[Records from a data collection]
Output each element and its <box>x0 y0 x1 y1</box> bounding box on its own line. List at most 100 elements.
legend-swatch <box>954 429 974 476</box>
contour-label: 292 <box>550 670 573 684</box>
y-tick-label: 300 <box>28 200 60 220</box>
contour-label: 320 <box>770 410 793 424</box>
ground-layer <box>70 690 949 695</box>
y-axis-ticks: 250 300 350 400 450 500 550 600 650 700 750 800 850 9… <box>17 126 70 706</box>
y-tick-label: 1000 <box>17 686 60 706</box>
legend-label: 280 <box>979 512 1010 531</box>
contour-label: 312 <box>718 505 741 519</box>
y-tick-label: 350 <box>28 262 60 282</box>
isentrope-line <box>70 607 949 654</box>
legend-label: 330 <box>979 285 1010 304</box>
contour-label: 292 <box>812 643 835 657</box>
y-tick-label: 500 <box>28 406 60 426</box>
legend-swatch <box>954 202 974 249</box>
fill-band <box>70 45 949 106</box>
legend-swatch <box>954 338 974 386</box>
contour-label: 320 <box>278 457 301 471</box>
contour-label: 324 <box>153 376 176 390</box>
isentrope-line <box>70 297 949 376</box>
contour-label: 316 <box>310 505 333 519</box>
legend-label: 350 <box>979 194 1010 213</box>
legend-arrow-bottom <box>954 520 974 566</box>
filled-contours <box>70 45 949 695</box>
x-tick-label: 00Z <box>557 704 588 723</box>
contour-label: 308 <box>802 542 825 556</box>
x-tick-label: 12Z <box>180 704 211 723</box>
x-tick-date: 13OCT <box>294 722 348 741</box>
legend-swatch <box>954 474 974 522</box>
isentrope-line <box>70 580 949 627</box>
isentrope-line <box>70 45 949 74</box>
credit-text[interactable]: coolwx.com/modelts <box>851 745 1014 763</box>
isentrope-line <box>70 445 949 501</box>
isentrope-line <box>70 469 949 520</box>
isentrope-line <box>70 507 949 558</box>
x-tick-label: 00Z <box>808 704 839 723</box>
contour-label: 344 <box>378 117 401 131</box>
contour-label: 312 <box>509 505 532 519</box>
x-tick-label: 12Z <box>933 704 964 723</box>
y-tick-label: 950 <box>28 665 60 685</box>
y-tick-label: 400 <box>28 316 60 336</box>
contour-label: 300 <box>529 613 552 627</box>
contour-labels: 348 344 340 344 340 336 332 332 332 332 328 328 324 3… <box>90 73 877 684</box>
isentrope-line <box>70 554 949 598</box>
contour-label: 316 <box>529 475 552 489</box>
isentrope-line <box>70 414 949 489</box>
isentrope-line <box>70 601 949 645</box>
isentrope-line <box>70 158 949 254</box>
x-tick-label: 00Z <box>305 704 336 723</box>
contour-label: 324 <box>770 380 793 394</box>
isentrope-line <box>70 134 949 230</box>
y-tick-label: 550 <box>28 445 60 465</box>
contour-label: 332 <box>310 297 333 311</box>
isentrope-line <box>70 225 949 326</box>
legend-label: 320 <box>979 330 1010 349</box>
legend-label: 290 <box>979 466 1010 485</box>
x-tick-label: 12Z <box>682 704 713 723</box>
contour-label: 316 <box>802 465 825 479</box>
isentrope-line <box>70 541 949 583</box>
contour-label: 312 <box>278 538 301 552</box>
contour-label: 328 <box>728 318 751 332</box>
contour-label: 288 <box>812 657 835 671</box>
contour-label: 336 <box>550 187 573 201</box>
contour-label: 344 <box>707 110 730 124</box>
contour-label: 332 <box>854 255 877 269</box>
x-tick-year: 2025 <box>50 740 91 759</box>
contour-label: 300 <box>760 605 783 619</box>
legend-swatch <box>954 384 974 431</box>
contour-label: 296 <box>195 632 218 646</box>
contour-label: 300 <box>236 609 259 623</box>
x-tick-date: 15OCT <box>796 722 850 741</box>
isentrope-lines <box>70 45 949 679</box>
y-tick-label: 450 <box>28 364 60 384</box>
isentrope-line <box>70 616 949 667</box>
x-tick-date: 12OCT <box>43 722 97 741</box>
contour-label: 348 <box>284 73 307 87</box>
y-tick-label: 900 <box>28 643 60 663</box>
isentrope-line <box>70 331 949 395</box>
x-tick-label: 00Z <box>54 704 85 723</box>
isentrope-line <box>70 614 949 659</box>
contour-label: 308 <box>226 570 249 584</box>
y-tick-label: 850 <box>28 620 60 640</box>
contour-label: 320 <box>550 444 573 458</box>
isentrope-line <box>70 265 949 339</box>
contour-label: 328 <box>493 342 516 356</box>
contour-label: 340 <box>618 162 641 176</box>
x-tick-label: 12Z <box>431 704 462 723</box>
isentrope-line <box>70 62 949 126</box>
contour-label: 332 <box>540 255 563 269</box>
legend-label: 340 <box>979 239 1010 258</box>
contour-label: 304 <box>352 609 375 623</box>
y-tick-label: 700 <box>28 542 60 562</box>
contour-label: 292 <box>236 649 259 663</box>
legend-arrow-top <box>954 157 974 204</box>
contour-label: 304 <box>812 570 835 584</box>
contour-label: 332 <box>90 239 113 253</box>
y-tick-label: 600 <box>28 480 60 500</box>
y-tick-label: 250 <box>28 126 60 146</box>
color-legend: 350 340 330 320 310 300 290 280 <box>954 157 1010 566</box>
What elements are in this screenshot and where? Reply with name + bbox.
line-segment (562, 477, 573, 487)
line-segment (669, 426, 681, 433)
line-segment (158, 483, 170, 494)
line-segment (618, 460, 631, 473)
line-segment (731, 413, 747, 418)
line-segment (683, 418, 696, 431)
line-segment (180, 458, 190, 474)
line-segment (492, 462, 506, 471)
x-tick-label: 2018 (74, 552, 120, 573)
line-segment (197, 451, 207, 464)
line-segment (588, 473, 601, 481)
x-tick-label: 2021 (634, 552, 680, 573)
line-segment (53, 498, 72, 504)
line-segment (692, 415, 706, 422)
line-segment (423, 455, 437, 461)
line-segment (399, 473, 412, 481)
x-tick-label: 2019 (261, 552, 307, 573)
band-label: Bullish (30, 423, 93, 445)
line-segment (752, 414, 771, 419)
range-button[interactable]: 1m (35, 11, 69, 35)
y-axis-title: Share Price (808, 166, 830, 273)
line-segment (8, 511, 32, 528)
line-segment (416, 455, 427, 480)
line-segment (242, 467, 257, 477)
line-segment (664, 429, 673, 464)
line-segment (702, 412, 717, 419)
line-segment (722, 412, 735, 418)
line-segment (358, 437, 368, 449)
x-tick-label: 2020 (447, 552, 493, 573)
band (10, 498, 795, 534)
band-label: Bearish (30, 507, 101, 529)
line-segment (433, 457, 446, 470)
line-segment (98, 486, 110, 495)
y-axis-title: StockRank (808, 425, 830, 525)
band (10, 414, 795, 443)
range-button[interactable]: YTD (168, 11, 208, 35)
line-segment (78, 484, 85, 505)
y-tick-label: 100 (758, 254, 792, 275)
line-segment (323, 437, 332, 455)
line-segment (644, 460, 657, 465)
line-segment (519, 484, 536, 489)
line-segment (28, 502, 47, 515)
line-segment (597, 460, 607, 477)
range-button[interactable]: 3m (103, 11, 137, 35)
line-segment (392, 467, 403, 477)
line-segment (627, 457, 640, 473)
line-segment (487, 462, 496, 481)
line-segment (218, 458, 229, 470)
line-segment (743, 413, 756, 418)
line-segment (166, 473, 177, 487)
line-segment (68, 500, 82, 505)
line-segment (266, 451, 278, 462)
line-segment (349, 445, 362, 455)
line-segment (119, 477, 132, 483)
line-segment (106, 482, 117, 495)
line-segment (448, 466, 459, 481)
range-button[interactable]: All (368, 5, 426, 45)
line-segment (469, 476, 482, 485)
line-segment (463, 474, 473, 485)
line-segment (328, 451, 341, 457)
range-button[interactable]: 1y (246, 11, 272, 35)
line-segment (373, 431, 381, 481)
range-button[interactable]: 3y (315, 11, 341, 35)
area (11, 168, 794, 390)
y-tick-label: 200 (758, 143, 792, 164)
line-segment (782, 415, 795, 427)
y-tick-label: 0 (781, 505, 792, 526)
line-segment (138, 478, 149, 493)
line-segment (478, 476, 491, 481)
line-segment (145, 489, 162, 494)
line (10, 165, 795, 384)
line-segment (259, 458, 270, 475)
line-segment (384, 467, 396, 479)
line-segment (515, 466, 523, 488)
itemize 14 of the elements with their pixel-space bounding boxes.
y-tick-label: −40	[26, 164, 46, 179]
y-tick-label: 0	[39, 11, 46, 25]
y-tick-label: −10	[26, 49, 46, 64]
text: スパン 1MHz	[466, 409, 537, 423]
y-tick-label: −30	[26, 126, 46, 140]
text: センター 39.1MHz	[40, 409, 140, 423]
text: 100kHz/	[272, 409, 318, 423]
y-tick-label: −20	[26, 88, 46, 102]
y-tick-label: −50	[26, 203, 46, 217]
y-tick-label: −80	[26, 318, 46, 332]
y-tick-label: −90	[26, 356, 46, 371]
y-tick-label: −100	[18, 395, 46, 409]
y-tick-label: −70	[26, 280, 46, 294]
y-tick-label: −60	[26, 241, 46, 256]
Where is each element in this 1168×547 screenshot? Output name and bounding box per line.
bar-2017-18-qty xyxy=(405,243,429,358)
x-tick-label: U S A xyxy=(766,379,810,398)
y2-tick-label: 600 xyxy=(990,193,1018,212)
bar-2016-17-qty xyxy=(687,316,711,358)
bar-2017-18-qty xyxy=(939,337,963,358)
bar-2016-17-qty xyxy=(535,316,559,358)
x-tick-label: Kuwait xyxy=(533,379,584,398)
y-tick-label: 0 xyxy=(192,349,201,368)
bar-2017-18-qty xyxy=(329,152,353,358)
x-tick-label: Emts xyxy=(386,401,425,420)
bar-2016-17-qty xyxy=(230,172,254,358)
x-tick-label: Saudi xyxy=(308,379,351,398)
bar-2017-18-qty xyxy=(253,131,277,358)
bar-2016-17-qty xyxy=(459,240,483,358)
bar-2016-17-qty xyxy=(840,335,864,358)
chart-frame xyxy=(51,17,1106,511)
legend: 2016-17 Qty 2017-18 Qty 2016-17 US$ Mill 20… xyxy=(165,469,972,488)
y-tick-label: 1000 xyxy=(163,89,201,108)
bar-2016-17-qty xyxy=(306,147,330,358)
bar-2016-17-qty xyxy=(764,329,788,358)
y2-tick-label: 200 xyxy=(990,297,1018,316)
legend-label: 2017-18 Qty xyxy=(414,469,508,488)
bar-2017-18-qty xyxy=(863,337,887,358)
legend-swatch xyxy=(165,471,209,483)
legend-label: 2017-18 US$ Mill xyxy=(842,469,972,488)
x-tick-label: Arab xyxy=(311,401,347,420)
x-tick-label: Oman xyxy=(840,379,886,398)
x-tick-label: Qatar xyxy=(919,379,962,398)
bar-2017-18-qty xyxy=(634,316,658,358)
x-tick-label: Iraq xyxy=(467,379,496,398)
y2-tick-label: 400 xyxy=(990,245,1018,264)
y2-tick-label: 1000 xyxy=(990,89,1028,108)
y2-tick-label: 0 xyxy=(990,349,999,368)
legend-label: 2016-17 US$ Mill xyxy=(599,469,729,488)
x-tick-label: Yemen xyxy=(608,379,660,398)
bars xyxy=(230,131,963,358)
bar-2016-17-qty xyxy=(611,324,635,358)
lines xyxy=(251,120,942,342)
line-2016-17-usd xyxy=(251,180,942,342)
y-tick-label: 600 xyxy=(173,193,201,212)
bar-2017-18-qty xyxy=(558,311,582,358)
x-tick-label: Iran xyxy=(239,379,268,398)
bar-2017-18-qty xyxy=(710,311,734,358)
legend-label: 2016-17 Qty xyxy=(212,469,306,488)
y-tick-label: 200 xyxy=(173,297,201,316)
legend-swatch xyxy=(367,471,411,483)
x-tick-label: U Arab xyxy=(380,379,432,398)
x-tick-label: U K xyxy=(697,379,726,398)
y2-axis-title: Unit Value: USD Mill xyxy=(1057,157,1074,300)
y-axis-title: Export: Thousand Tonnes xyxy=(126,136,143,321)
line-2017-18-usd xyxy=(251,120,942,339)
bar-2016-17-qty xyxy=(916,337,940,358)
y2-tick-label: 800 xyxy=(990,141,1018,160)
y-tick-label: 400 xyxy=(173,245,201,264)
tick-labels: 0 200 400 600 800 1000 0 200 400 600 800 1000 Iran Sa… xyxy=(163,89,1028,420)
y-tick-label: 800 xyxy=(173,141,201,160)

▶ [WHAT TO DO] Return the lines of data from the very first one through the line that contains "y-tick-label: 350 <box>28 262 60 282</box>", both ends included, reproducing each line without any change.

▶ [OUTPUT OF THE TASK]
Output each element and its <box>x0 y0 x1 y1</box> bounding box on its own line. List at most 100 elements.
legend-swatch <box>954 429 974 476</box>
contour-label: 292 <box>550 670 573 684</box>
y-tick-label: 300 <box>28 200 60 220</box>
contour-label: 320 <box>770 410 793 424</box>
ground-layer <box>70 690 949 695</box>
y-axis-ticks: 250 300 350 400 450 500 550 600 650 700 750 800 850 9… <box>17 126 70 706</box>
y-tick-label: 1000 <box>17 686 60 706</box>
legend-label: 280 <box>979 512 1010 531</box>
contour-label: 312 <box>718 505 741 519</box>
y-tick-label: 350 <box>28 262 60 282</box>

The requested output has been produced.